-- START Records provided --

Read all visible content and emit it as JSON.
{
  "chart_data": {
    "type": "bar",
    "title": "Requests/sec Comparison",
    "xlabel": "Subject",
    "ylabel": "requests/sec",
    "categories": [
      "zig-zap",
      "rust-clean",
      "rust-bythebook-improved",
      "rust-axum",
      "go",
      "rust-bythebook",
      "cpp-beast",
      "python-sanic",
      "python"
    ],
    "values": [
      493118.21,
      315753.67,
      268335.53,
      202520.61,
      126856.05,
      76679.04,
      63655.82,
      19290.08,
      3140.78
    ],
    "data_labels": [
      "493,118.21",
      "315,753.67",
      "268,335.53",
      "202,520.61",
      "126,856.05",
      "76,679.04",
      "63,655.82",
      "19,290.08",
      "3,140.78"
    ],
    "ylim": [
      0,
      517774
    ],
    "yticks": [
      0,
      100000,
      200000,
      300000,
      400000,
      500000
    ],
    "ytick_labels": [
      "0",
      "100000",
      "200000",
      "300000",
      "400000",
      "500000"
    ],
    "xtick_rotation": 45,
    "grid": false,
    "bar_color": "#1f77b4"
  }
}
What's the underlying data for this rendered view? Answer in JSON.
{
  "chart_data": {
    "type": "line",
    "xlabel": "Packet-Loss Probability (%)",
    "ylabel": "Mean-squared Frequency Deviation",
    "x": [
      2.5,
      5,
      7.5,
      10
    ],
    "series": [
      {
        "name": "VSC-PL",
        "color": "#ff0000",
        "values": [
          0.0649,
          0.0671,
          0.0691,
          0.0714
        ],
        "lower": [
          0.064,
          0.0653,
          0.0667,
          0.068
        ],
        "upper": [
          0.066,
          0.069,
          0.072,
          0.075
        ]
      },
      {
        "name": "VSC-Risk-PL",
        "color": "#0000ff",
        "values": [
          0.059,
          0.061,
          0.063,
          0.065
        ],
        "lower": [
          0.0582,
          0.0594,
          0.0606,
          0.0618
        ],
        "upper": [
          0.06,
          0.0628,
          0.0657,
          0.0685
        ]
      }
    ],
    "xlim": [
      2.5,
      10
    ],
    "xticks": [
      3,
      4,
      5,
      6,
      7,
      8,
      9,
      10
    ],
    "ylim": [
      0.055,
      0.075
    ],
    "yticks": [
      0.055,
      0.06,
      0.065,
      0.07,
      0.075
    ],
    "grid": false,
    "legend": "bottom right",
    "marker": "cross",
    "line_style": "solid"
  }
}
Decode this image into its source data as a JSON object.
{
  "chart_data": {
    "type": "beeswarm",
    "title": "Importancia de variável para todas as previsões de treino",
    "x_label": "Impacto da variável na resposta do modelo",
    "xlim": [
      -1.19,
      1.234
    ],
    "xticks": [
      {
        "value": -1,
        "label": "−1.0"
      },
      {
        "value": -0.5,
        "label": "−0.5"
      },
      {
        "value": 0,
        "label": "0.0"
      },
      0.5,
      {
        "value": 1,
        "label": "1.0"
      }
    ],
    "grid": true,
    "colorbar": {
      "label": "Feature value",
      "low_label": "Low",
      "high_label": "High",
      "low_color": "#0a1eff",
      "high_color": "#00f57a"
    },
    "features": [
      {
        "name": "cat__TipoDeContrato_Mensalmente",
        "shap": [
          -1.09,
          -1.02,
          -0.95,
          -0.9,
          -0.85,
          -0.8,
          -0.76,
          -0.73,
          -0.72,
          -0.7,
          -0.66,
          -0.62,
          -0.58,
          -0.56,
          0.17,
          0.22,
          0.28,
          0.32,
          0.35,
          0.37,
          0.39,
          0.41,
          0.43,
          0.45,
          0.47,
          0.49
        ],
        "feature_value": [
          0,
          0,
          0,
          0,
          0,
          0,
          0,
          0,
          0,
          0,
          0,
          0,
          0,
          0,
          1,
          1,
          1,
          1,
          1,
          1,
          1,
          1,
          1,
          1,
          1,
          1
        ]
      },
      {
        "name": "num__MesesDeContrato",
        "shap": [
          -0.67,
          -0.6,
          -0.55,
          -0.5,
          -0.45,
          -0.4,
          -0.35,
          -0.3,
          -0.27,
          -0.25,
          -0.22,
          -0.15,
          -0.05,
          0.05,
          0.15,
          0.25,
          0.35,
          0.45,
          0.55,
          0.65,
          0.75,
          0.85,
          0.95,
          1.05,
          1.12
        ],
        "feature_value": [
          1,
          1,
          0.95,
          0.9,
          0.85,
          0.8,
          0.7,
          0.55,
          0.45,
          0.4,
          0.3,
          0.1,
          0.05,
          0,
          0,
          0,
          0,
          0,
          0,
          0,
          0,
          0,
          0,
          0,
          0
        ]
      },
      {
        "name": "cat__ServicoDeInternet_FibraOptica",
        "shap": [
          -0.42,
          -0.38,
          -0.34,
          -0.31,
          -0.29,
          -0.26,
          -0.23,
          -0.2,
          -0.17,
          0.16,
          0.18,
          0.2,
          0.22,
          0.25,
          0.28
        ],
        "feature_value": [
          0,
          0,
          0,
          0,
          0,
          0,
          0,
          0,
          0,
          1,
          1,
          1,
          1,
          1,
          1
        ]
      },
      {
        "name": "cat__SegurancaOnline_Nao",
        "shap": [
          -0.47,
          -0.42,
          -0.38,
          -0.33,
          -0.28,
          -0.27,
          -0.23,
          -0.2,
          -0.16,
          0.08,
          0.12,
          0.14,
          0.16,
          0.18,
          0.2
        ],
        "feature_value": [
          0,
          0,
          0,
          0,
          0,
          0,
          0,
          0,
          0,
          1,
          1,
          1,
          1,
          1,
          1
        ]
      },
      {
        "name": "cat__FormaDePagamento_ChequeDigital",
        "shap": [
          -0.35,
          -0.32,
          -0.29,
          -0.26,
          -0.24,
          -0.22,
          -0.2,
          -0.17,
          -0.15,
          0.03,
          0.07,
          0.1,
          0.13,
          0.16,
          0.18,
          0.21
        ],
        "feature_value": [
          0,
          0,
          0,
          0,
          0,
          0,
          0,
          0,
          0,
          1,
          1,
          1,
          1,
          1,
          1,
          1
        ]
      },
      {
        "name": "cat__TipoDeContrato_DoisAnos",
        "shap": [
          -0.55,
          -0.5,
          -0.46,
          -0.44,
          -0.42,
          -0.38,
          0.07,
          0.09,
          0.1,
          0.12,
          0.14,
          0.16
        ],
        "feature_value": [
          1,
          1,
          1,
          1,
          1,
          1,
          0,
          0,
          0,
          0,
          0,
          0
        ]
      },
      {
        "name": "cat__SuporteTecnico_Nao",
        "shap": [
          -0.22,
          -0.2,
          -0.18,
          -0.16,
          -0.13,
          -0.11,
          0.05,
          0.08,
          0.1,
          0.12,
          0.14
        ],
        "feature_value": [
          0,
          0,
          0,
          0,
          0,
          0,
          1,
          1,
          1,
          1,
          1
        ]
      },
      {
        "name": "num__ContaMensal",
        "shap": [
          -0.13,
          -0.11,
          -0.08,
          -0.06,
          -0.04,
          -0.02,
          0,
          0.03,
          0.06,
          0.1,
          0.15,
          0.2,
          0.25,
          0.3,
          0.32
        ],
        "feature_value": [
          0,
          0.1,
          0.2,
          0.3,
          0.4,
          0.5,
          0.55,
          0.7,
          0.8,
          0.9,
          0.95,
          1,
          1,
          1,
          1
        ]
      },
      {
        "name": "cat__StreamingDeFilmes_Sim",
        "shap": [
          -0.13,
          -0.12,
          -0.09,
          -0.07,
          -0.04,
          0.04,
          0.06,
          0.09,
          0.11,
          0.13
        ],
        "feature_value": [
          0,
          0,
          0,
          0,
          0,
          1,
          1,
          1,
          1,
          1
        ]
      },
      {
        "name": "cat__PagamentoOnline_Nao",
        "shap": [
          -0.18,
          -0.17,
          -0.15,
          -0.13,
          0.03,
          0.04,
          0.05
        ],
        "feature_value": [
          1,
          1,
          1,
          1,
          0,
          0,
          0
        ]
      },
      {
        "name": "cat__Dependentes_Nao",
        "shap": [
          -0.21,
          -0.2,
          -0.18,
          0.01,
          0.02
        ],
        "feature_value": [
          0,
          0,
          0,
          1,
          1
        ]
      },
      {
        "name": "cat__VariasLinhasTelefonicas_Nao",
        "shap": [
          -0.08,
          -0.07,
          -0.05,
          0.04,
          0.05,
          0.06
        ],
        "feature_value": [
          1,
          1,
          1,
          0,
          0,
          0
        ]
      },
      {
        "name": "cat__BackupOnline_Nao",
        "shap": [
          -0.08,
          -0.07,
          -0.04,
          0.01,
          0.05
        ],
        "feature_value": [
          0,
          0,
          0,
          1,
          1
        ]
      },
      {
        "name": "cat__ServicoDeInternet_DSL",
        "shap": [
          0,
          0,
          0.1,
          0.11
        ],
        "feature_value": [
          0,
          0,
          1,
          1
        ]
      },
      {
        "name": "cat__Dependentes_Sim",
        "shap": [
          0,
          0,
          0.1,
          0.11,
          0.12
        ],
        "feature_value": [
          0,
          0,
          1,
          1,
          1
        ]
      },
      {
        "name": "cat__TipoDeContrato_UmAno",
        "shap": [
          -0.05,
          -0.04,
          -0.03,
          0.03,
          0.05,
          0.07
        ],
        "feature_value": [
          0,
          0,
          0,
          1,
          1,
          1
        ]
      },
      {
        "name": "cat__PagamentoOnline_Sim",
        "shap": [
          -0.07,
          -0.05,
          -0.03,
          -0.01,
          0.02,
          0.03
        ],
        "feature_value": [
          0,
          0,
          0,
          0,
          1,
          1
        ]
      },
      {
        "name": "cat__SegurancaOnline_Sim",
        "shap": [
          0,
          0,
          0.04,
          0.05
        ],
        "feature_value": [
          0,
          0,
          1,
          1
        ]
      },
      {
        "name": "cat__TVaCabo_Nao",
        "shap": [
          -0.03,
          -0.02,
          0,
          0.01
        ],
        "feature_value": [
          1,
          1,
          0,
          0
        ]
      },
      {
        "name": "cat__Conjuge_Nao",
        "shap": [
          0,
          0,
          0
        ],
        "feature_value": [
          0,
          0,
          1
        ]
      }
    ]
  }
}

-- END Records provided --

### Task instructions
Every line containing the string "variável" must be listed.

### Task answer
    "title": "Importancia de variável para todas as previsões de treino",
    "x_label": "Impacto da variável na resposta do modelo",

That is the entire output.